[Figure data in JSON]
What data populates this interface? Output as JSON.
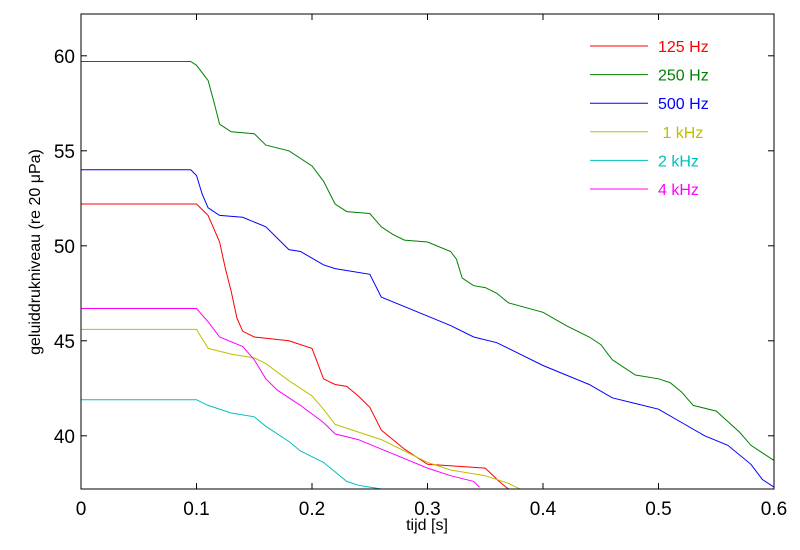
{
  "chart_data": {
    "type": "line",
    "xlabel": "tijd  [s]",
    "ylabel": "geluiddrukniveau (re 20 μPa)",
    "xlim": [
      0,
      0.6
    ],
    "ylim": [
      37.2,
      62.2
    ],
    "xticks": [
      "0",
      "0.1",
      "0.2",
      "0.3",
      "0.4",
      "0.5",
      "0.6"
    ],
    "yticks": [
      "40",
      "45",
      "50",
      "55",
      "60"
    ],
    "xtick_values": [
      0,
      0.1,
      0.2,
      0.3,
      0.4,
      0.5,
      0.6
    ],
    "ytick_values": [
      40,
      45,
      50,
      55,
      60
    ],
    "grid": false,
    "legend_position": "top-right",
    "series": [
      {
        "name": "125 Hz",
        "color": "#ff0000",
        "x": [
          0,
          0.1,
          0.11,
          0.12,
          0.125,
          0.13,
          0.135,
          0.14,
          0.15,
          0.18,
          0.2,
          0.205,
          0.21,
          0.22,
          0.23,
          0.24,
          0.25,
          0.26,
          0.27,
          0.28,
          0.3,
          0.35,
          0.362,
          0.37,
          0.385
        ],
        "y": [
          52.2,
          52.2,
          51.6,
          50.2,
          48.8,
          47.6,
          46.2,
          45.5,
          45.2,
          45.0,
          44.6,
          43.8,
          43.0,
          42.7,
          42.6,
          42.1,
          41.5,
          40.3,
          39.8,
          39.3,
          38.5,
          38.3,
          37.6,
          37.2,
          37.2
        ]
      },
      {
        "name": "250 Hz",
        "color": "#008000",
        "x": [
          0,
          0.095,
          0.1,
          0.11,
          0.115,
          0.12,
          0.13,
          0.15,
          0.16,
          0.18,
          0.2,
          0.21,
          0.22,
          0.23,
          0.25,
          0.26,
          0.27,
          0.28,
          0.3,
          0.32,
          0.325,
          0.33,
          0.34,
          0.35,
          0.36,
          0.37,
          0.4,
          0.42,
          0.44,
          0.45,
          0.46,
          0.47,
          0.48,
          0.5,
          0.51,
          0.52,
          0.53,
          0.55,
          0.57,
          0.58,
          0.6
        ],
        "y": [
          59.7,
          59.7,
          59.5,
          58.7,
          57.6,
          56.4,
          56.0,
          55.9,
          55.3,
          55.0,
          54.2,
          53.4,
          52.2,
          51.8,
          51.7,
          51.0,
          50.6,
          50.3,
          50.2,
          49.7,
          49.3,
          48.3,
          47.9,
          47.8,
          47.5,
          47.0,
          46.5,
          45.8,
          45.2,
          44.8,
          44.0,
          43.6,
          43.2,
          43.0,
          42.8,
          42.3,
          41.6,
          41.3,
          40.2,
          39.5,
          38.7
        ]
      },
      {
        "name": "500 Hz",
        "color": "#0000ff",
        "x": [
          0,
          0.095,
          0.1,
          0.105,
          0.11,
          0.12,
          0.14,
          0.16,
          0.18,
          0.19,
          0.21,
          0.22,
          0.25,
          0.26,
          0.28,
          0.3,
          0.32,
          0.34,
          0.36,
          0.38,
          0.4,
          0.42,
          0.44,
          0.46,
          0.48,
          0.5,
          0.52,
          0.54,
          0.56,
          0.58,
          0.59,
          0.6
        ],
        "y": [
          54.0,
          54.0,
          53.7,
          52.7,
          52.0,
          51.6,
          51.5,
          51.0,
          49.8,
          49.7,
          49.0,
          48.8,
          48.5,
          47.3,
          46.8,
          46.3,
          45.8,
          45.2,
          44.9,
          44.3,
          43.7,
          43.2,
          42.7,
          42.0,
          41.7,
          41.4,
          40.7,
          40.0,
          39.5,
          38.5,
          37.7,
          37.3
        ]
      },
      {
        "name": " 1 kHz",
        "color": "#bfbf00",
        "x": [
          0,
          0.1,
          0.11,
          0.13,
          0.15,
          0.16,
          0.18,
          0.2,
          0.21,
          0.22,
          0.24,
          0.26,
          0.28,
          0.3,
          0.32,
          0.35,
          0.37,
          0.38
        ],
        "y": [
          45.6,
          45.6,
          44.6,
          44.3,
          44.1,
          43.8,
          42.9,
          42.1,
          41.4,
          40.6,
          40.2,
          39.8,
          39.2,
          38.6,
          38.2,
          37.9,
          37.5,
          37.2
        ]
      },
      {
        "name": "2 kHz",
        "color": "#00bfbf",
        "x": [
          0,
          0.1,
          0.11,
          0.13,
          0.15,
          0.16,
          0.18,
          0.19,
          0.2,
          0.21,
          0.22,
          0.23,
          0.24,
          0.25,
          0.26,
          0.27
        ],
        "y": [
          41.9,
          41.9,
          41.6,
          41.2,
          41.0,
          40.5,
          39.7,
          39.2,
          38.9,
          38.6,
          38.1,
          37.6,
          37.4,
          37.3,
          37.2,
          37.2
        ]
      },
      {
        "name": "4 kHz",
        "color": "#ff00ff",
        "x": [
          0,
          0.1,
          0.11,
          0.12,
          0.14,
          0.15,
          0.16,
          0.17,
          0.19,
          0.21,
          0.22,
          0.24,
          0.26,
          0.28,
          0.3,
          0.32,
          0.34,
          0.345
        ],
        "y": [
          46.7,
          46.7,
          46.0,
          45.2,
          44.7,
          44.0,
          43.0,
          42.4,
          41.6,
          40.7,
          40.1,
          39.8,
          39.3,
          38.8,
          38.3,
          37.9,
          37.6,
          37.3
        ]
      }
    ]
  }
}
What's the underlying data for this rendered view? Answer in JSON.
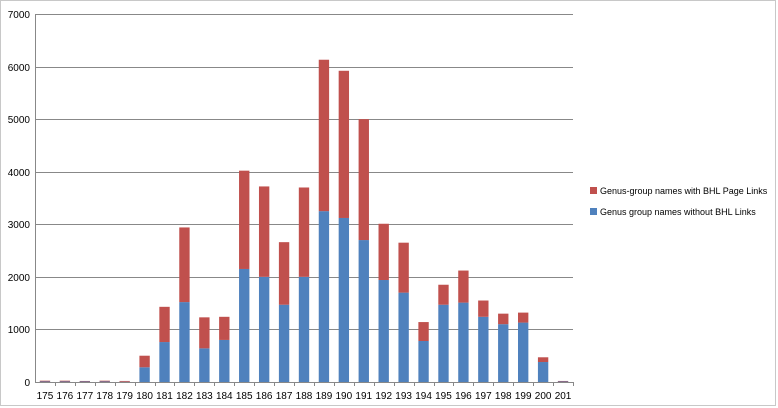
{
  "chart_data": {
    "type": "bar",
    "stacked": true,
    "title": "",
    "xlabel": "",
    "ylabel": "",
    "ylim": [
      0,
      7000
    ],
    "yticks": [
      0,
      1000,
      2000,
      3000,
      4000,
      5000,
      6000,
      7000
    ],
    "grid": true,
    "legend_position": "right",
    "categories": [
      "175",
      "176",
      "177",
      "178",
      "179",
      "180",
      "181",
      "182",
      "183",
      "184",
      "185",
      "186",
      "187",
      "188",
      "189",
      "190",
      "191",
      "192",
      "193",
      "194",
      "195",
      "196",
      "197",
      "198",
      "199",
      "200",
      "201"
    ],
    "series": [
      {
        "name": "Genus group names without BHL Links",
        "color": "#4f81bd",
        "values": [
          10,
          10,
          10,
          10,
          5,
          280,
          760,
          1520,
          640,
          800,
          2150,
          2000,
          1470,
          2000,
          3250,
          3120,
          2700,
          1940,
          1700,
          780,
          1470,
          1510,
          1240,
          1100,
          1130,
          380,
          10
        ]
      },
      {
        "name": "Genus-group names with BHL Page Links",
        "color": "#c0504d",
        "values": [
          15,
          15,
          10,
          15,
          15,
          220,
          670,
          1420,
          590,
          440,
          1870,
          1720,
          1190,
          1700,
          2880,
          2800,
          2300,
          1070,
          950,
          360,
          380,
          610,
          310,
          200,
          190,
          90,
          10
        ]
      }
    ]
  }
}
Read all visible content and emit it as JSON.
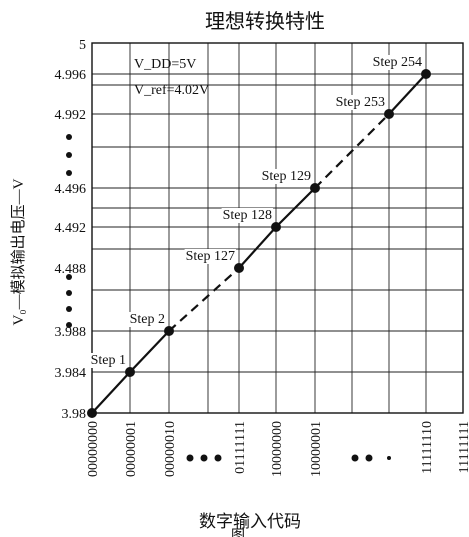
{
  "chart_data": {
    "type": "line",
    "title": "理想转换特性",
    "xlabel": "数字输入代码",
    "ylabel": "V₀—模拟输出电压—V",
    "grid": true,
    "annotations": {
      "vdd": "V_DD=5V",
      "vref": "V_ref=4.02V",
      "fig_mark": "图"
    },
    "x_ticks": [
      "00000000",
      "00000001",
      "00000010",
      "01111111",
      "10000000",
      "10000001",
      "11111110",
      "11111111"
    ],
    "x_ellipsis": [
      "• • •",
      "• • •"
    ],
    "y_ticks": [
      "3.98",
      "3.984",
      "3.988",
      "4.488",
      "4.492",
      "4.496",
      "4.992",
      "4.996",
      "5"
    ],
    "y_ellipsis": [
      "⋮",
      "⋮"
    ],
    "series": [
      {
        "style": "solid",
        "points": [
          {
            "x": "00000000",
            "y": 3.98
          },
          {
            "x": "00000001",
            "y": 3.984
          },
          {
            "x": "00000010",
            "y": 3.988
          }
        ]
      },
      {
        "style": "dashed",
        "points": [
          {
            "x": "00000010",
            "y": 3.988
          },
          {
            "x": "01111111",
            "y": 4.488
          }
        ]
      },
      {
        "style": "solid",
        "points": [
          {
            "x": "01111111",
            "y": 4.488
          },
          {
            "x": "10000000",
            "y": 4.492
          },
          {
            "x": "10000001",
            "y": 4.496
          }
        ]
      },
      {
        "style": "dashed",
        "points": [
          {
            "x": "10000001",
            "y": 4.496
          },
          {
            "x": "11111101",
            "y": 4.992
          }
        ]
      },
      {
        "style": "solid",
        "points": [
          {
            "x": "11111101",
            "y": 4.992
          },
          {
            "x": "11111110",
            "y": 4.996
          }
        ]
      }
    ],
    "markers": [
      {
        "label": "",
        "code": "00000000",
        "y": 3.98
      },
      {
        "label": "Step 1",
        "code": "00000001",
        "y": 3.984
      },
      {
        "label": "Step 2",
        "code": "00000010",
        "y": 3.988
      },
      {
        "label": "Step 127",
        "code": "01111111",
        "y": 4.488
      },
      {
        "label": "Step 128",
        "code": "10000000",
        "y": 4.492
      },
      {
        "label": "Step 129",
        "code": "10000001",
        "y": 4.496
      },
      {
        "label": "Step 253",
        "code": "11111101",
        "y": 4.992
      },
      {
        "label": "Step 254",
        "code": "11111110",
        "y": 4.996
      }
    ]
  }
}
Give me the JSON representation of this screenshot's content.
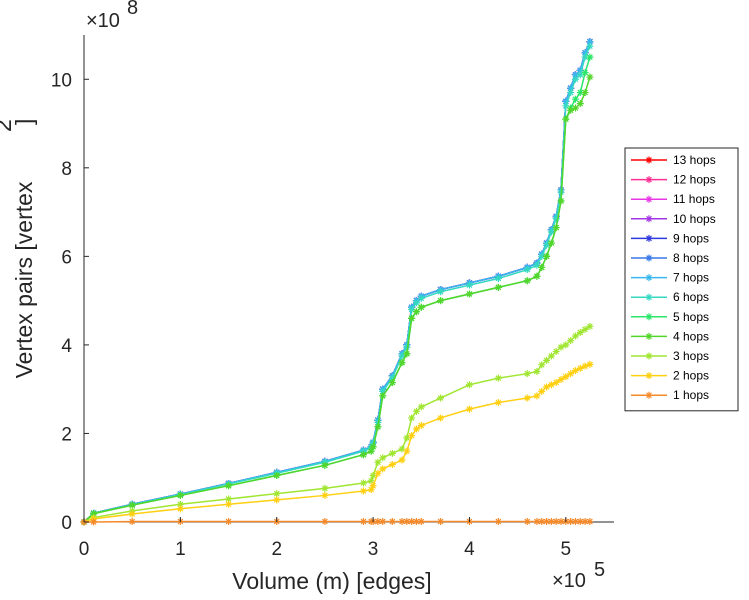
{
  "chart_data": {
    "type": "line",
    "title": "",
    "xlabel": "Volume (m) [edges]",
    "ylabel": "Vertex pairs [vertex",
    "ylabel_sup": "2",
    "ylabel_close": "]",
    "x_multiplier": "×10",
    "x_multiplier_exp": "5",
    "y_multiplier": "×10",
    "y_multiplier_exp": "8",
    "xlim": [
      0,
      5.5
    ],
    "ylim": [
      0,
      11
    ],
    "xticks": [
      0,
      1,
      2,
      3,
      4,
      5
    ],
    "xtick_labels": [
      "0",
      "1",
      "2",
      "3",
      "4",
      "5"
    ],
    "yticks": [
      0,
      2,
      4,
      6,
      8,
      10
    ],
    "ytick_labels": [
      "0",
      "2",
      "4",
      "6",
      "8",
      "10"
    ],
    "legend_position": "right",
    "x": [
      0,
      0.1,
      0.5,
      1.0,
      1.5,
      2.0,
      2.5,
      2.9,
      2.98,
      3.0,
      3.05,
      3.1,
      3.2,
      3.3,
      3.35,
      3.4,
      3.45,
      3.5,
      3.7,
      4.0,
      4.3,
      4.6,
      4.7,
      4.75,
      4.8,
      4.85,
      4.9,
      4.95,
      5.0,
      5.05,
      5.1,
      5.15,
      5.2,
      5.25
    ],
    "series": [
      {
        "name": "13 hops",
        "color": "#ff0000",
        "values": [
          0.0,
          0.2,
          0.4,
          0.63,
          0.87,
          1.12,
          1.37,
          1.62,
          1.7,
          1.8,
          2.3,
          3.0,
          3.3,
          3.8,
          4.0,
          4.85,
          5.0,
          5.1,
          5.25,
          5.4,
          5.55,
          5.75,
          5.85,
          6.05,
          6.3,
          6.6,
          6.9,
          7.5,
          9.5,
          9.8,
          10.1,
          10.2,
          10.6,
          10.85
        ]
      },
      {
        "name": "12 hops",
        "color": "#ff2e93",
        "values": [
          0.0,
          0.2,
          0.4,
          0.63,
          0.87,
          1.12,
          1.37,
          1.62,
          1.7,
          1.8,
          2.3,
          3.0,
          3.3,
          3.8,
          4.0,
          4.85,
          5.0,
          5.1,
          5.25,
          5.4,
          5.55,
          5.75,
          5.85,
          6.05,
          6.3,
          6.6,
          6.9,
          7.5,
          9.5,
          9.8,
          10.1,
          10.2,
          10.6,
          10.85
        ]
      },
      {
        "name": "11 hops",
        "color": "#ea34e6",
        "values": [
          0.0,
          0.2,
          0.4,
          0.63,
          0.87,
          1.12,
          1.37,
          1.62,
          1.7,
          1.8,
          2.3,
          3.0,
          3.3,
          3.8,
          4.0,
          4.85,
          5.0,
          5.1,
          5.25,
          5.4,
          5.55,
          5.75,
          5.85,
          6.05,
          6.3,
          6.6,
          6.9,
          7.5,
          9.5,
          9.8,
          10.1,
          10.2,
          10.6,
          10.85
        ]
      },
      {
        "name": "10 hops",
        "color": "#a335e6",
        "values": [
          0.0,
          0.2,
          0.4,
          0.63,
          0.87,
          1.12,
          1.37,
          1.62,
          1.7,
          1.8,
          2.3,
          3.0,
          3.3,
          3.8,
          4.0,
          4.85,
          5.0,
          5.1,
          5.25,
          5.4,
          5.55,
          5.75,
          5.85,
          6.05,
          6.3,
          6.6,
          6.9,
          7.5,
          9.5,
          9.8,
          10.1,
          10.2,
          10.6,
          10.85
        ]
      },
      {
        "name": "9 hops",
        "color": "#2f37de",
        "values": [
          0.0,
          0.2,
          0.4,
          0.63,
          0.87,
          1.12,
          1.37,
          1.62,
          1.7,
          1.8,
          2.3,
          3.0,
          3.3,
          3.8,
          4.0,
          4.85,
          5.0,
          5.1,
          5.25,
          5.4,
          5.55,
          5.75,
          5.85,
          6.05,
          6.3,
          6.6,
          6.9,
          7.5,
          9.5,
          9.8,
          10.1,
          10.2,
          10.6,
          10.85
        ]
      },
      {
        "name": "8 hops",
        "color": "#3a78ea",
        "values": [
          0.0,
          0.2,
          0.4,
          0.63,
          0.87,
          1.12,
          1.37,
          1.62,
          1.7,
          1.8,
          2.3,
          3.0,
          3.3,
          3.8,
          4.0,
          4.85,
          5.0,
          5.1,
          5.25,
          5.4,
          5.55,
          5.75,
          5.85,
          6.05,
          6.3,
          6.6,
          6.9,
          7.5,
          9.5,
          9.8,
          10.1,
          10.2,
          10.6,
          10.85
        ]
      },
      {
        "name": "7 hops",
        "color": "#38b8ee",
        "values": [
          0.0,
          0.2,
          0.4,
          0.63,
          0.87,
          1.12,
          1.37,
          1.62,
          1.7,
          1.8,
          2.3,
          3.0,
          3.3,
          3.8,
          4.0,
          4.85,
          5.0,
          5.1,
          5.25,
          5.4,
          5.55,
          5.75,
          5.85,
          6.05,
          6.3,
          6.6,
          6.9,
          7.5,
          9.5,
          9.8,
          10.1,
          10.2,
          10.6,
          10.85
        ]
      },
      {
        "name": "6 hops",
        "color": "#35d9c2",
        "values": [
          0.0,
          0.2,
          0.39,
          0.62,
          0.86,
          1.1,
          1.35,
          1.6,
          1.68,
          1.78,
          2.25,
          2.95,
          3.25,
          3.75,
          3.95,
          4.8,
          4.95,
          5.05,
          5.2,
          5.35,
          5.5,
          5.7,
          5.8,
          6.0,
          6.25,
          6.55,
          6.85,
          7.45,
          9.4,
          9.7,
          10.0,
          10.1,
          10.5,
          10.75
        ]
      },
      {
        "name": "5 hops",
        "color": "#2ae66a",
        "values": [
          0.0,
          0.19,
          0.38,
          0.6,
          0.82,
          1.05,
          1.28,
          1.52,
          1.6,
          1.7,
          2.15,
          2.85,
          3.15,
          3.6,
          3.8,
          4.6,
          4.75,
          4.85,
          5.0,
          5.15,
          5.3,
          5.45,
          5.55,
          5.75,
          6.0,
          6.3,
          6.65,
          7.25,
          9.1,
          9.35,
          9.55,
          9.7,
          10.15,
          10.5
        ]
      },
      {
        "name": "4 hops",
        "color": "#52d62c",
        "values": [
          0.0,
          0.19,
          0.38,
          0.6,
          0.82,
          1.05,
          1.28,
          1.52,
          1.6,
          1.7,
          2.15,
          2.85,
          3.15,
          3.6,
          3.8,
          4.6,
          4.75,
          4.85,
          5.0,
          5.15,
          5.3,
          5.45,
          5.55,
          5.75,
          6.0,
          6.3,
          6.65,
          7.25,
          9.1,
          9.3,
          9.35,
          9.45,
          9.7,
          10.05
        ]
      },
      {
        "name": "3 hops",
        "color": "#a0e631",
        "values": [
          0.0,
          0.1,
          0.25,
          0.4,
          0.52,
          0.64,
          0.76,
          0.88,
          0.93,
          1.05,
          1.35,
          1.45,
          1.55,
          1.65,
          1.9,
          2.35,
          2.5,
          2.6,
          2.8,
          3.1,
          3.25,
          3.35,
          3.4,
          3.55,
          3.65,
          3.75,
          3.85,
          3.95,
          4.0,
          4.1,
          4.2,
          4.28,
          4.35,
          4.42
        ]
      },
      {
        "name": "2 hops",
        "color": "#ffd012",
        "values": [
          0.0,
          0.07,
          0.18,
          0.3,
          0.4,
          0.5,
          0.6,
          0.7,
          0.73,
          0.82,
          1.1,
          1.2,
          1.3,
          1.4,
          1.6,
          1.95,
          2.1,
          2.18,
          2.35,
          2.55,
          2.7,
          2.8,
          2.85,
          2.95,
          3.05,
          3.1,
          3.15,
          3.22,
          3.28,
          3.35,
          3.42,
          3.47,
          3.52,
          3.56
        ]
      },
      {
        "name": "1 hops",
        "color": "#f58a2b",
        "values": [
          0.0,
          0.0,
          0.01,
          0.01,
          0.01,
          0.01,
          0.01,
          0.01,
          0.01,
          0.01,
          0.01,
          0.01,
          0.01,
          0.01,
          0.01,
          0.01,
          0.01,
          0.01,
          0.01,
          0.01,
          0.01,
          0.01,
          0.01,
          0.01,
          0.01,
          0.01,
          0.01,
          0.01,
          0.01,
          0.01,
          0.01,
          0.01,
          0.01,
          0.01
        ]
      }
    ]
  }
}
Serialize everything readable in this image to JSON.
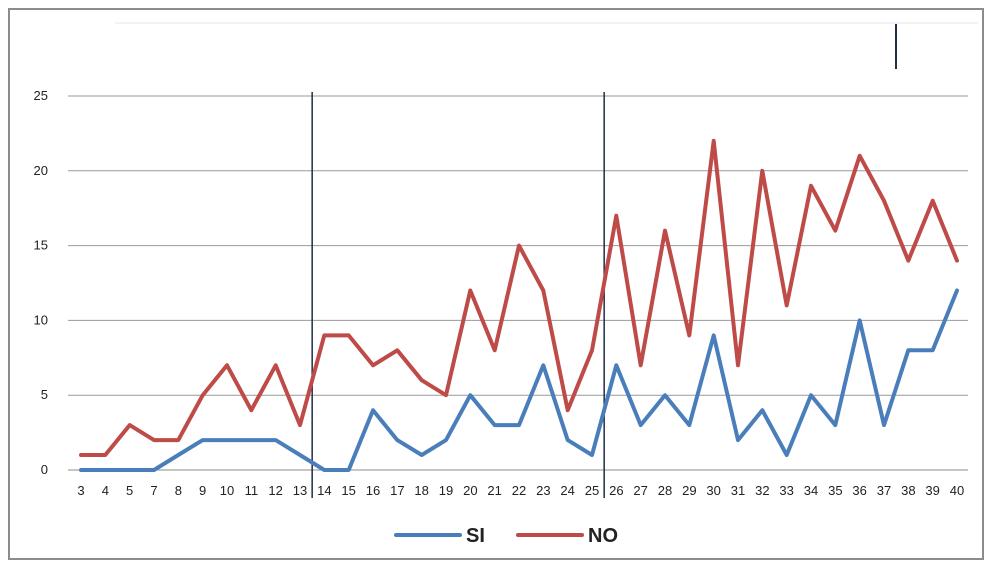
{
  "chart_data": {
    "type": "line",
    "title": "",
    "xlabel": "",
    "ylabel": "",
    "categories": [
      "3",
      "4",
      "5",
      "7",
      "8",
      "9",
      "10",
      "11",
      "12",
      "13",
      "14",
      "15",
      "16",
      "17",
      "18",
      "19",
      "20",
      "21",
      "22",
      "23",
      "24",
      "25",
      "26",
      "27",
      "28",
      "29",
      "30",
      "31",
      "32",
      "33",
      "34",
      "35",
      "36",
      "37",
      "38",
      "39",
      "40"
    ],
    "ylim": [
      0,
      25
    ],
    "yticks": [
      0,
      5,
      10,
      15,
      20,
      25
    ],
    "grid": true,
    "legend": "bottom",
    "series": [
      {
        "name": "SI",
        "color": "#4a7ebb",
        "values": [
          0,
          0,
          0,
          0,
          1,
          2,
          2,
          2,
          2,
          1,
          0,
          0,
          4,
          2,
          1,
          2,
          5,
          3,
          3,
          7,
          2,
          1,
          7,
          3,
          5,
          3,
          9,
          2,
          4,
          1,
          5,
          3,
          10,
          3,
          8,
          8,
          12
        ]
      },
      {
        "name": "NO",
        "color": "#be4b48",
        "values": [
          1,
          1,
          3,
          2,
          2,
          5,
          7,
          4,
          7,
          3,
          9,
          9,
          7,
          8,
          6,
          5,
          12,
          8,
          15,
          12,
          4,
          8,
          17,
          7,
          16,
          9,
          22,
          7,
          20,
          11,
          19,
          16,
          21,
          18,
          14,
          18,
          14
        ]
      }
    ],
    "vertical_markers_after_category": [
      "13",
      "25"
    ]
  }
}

▶ [Work to complete] In the entries above, identify each line that includes the string "content", then copy it.

▶ [Reply to the exercise]
Read all visible content and emit it as JSON.
Give me the JSON representation of this screenshot's content.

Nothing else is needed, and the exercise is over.